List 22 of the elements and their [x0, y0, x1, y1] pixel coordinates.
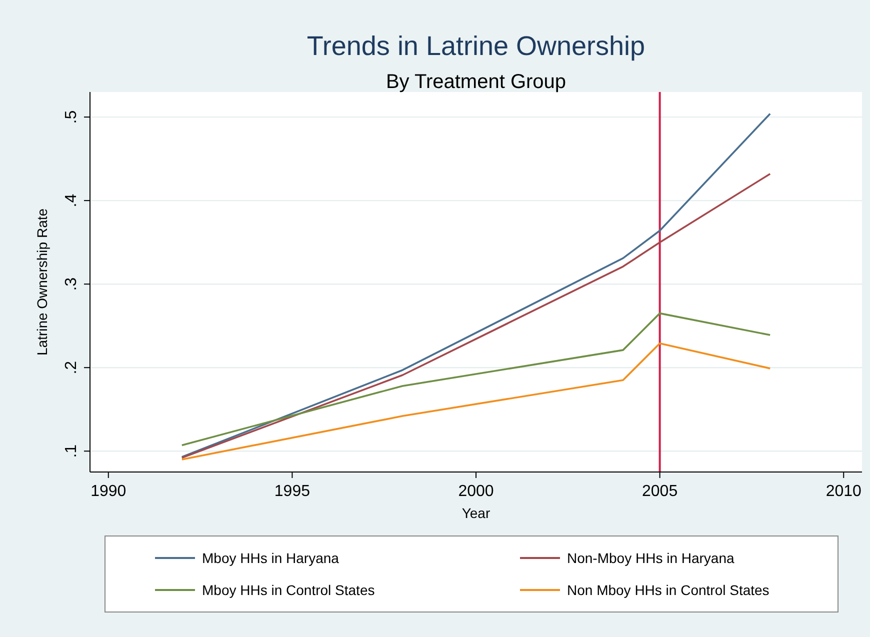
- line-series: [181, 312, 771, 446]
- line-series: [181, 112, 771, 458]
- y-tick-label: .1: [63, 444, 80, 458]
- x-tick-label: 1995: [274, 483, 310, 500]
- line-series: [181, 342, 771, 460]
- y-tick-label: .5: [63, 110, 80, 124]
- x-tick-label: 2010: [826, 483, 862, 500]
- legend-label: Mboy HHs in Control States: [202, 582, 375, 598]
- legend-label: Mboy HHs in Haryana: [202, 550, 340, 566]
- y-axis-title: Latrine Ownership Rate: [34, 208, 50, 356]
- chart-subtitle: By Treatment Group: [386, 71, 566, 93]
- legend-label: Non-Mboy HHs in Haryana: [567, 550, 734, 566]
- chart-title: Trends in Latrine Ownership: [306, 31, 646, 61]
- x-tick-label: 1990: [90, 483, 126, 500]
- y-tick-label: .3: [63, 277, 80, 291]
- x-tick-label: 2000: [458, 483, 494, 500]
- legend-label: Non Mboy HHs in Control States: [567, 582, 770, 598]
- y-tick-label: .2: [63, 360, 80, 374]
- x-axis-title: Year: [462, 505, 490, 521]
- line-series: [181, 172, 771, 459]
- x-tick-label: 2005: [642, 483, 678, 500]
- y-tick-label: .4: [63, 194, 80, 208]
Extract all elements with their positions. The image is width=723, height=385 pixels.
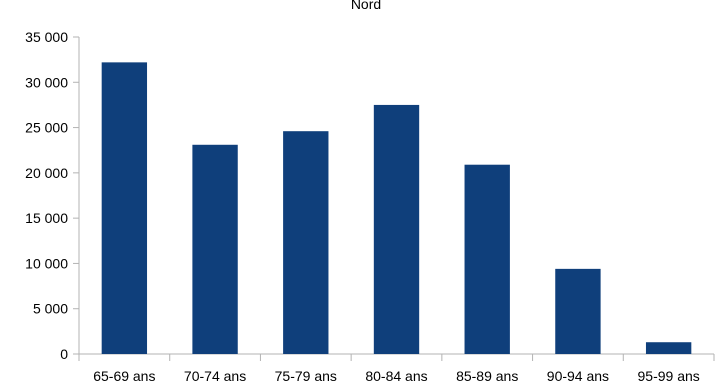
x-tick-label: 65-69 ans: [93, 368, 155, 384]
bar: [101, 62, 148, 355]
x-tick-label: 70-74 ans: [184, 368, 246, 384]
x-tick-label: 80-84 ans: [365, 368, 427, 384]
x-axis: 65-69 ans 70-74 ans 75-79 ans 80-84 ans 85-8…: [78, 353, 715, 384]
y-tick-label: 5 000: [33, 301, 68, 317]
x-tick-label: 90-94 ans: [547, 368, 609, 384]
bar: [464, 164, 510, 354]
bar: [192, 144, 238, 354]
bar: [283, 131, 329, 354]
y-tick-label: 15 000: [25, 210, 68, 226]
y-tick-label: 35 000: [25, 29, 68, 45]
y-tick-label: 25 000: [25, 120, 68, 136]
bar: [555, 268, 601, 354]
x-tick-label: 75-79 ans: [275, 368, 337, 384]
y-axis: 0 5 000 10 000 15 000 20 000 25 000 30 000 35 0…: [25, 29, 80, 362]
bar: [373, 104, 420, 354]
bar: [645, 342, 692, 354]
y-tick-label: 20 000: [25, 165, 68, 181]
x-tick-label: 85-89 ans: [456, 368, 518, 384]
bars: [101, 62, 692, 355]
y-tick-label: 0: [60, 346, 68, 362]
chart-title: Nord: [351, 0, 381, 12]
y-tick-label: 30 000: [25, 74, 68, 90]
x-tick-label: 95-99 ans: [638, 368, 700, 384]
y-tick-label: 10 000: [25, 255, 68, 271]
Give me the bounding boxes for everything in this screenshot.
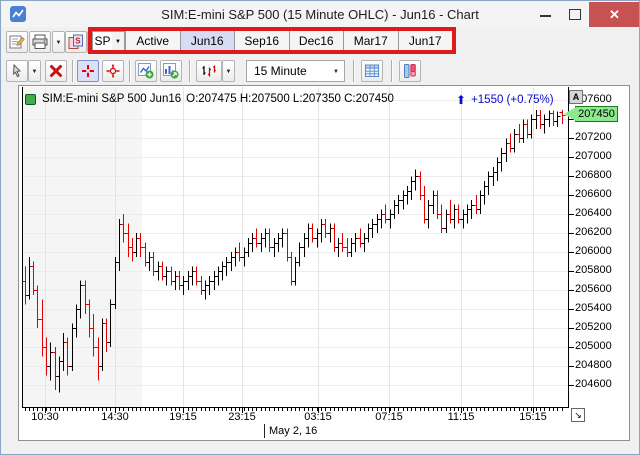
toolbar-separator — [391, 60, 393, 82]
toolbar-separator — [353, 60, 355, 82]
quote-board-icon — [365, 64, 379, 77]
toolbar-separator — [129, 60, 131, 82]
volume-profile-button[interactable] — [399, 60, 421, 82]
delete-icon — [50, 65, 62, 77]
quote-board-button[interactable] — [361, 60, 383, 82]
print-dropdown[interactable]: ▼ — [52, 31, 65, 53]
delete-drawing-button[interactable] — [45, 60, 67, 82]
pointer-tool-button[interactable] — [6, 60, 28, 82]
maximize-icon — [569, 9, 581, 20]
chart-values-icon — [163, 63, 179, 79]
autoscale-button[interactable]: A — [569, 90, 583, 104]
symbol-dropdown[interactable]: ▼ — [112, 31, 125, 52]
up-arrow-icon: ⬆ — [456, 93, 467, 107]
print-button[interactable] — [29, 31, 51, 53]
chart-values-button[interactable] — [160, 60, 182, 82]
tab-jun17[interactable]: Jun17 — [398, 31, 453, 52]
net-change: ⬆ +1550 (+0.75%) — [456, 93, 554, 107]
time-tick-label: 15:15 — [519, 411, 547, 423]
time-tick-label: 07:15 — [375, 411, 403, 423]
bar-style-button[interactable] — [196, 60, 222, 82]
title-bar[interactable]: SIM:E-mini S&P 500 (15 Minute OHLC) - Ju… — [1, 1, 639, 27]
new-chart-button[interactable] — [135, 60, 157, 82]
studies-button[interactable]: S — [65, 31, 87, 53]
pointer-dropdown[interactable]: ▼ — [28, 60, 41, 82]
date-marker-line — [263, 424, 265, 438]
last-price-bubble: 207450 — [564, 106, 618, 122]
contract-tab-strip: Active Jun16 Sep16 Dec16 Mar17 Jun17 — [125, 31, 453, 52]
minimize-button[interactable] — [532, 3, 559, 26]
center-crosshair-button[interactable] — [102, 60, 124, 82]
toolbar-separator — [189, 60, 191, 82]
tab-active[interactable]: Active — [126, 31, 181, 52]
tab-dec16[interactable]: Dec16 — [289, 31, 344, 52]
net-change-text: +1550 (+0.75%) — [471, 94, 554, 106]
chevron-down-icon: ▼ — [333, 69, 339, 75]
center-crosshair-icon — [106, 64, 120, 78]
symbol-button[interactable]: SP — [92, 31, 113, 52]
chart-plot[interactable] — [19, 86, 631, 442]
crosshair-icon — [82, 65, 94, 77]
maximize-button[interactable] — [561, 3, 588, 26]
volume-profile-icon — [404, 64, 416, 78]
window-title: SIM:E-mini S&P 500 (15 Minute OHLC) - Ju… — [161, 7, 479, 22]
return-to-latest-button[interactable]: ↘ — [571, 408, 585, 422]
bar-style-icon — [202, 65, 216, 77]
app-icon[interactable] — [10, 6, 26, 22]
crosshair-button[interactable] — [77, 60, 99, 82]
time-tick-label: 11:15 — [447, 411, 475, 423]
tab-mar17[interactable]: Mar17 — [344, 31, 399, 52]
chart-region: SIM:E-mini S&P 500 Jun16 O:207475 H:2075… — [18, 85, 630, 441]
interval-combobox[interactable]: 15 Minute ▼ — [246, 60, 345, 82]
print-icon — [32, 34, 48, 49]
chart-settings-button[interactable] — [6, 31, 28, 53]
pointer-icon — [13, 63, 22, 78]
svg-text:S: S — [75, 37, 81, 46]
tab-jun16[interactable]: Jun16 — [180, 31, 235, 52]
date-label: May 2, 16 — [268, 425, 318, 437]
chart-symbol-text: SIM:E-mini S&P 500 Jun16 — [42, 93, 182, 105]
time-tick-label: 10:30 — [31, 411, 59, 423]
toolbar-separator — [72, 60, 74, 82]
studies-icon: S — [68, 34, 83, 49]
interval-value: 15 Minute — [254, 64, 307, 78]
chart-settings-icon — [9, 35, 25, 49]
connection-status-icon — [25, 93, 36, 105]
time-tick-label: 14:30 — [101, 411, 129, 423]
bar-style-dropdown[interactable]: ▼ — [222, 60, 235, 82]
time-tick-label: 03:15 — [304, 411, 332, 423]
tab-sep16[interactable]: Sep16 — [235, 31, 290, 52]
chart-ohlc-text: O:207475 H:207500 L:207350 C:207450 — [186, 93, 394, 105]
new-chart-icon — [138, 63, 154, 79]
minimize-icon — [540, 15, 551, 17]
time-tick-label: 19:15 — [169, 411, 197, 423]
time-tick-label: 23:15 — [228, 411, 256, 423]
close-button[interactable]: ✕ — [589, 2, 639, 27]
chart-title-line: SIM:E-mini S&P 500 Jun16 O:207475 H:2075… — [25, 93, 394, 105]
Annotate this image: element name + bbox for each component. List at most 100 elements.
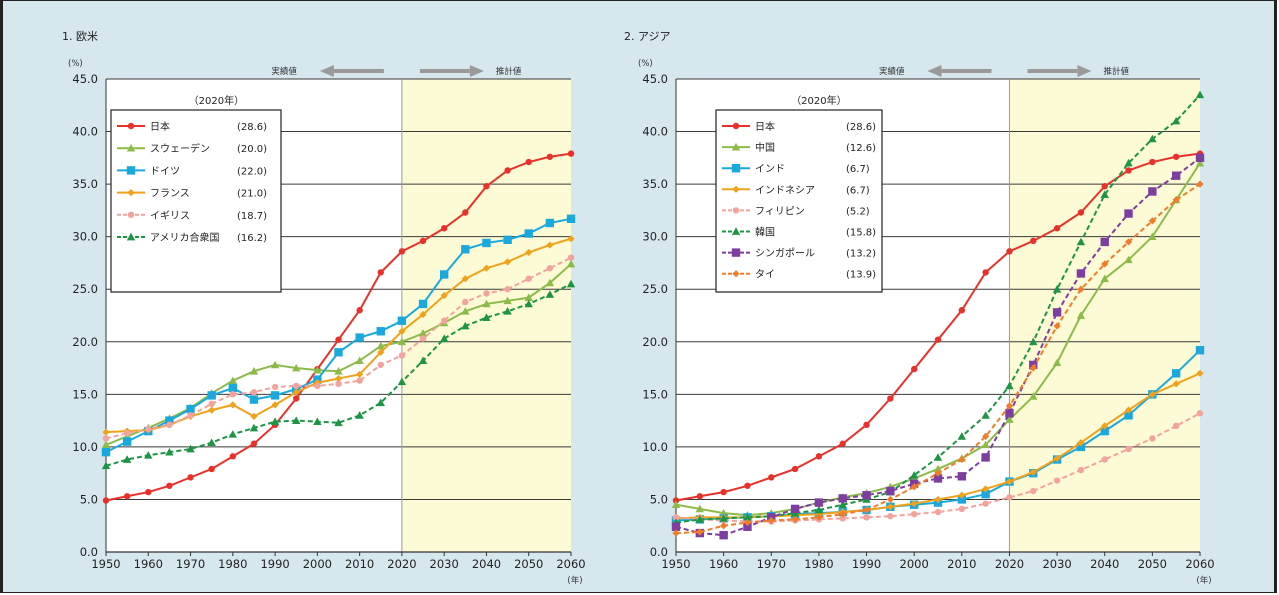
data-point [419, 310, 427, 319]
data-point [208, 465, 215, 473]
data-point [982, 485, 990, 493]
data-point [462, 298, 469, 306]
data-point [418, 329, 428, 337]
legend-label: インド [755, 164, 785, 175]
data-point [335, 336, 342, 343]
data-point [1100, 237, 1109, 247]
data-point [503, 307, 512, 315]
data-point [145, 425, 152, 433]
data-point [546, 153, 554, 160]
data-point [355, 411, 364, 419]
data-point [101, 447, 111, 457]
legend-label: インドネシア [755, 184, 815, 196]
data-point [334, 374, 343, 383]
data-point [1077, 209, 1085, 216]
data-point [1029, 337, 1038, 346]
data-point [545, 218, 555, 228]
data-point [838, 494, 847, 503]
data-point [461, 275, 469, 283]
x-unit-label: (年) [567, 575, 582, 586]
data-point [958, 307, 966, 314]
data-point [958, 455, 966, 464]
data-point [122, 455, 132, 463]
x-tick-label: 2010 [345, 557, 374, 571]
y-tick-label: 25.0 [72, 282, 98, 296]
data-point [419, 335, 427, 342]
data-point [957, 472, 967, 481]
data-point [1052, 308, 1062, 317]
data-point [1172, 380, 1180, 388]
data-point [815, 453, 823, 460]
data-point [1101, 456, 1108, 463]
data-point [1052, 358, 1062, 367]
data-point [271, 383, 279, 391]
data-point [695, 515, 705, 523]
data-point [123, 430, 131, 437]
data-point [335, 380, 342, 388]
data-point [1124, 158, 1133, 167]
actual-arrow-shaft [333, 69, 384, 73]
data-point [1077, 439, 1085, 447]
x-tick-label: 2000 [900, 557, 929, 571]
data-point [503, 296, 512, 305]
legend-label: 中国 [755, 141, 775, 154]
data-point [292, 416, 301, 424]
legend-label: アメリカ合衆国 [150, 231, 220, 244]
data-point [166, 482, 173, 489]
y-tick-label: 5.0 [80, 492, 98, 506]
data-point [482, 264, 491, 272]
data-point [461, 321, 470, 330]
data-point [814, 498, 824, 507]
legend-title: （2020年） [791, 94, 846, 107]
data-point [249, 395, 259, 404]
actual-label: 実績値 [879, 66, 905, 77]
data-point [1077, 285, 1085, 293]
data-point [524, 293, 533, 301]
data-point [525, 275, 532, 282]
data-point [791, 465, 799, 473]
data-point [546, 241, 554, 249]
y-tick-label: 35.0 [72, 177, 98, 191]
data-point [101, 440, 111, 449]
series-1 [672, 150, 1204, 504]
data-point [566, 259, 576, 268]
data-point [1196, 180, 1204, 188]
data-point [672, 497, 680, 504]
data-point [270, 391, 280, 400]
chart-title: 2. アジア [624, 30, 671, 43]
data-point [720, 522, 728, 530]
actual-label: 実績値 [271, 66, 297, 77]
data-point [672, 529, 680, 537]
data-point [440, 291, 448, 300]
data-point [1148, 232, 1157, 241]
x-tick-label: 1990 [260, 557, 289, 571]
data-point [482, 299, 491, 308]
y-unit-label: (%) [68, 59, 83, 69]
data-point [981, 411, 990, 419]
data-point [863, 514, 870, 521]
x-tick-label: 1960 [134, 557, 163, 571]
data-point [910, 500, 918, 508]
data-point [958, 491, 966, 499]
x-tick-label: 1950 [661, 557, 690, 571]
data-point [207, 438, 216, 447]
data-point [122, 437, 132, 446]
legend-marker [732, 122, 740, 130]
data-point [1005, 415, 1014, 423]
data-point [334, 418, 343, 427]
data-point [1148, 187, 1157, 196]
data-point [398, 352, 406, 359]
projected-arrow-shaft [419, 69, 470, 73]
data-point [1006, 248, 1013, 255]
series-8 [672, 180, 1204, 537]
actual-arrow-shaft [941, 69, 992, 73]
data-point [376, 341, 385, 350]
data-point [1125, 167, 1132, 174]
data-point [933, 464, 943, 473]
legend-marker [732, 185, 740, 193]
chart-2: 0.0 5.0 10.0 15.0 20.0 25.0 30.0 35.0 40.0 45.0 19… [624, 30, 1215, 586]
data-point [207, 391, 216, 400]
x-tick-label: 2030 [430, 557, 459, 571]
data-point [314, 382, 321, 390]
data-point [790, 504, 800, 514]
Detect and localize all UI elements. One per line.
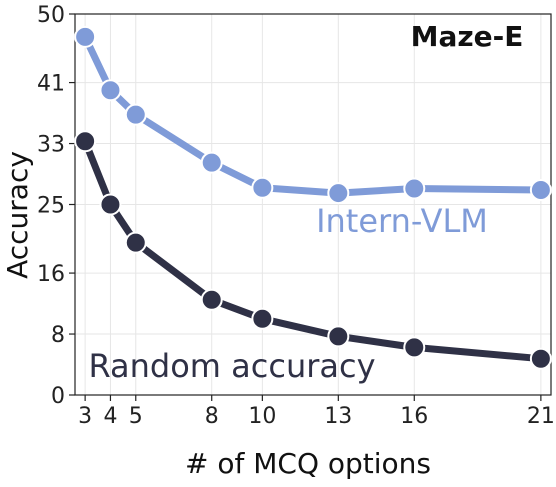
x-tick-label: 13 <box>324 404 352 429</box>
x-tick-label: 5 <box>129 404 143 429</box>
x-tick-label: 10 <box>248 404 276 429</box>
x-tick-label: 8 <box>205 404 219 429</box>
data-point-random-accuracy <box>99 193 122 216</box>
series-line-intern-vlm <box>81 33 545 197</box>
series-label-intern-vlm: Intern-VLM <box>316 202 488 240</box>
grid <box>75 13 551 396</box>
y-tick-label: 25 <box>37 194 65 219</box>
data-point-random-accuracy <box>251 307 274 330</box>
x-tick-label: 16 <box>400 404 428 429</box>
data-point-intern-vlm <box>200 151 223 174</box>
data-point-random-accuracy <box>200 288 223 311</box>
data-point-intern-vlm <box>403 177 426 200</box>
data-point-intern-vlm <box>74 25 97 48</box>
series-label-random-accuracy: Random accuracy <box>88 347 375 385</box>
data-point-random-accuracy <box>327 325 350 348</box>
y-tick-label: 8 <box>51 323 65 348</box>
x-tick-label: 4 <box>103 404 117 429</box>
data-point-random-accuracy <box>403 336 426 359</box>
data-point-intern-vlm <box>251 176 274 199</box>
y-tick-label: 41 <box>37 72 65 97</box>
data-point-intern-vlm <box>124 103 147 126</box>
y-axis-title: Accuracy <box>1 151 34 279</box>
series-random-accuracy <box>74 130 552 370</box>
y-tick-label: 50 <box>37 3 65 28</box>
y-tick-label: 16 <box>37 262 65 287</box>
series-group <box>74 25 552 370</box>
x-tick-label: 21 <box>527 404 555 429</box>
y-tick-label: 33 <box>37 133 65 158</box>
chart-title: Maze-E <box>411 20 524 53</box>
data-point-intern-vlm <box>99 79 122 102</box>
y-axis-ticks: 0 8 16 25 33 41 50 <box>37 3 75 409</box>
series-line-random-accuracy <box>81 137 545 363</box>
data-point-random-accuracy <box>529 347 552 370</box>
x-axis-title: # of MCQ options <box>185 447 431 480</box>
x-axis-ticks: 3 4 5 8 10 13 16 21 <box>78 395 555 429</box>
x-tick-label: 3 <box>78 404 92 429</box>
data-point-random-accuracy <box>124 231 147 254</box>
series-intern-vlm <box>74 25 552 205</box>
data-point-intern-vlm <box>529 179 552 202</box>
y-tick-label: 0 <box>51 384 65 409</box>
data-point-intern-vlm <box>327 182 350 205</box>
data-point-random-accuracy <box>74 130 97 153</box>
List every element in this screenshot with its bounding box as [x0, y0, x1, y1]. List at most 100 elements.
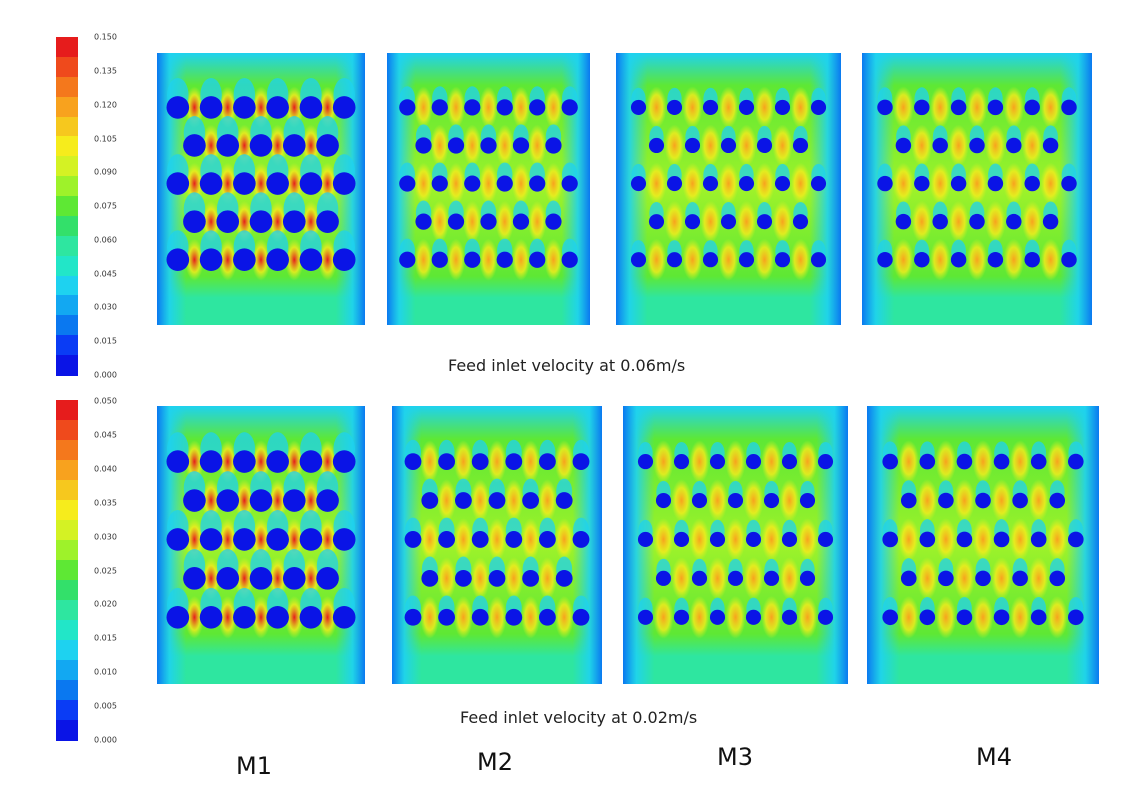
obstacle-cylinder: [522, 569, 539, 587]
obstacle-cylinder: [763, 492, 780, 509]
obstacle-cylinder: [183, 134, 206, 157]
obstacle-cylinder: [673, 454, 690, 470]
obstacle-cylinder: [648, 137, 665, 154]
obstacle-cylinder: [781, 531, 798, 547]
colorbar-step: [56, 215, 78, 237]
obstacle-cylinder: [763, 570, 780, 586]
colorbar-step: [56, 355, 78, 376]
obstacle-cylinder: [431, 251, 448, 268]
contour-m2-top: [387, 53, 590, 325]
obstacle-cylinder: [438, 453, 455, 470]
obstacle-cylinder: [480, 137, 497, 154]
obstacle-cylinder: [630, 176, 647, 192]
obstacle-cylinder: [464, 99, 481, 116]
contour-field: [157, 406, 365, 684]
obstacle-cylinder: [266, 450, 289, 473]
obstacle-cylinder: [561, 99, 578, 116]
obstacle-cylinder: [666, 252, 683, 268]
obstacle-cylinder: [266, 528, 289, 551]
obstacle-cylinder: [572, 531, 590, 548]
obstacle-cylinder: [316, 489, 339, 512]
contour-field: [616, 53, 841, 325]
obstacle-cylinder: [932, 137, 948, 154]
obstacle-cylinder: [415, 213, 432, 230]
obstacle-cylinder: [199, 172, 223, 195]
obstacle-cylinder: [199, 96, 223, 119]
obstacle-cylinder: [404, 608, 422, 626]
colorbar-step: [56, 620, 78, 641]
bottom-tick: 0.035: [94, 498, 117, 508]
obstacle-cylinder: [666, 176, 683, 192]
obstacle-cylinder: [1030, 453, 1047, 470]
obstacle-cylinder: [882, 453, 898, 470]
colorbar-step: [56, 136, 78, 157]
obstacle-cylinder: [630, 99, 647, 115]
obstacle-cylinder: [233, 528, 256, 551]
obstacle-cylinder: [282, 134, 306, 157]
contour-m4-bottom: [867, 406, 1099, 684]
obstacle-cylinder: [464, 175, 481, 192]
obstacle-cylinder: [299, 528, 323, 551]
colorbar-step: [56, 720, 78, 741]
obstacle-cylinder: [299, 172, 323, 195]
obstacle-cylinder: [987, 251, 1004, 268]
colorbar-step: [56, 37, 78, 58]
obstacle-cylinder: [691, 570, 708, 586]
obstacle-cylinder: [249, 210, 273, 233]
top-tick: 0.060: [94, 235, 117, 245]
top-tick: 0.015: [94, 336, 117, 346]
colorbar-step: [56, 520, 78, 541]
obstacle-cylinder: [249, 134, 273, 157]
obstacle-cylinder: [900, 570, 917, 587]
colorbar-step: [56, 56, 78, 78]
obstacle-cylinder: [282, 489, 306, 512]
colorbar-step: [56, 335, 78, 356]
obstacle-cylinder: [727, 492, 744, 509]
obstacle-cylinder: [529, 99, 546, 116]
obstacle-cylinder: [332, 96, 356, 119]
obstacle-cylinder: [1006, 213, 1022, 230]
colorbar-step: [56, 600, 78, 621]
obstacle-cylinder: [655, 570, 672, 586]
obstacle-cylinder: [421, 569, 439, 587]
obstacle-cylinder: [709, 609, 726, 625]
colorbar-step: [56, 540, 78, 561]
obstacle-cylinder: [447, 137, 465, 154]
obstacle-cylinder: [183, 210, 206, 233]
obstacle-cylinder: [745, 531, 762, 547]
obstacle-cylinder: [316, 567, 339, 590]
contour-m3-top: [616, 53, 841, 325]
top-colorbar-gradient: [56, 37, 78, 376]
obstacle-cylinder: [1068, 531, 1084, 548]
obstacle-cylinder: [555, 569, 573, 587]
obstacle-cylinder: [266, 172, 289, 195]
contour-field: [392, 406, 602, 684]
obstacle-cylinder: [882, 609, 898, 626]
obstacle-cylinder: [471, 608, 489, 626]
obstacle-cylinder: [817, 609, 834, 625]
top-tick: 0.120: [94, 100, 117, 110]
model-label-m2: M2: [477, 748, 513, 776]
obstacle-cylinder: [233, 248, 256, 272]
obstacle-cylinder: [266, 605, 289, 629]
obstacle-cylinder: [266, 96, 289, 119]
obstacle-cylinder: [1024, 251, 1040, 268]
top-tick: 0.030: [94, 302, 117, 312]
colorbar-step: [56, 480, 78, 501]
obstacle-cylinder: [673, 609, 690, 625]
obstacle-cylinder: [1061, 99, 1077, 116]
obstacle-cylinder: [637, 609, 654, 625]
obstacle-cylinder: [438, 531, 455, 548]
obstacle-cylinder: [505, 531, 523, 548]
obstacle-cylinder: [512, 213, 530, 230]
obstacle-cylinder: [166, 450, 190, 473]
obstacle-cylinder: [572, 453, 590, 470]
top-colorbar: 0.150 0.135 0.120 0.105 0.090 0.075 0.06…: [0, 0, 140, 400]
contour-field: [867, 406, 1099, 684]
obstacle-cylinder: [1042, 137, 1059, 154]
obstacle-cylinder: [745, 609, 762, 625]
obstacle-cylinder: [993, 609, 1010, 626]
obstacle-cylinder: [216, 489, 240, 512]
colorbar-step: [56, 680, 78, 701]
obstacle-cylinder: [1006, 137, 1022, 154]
================
From the rows above, please copy out the lines exactly, starting with the line that contains "obstacle-cylinder: [522, 569, 539, 587]" and continuing through the line that contains "obstacle-cylinder: [480, 137, 497, 154]", with both of those lines included.

obstacle-cylinder: [522, 569, 539, 587]
obstacle-cylinder: [763, 492, 780, 509]
obstacle-cylinder: [183, 134, 206, 157]
obstacle-cylinder: [673, 454, 690, 470]
obstacle-cylinder: [648, 137, 665, 154]
obstacle-cylinder: [781, 531, 798, 547]
colorbar-step: [56, 215, 78, 237]
obstacle-cylinder: [763, 570, 780, 586]
colorbar-step: [56, 355, 78, 376]
obstacle-cylinder: [431, 251, 448, 268]
contour-m2-top: [387, 53, 590, 325]
obstacle-cylinder: [438, 453, 455, 470]
obstacle-cylinder: [480, 137, 497, 154]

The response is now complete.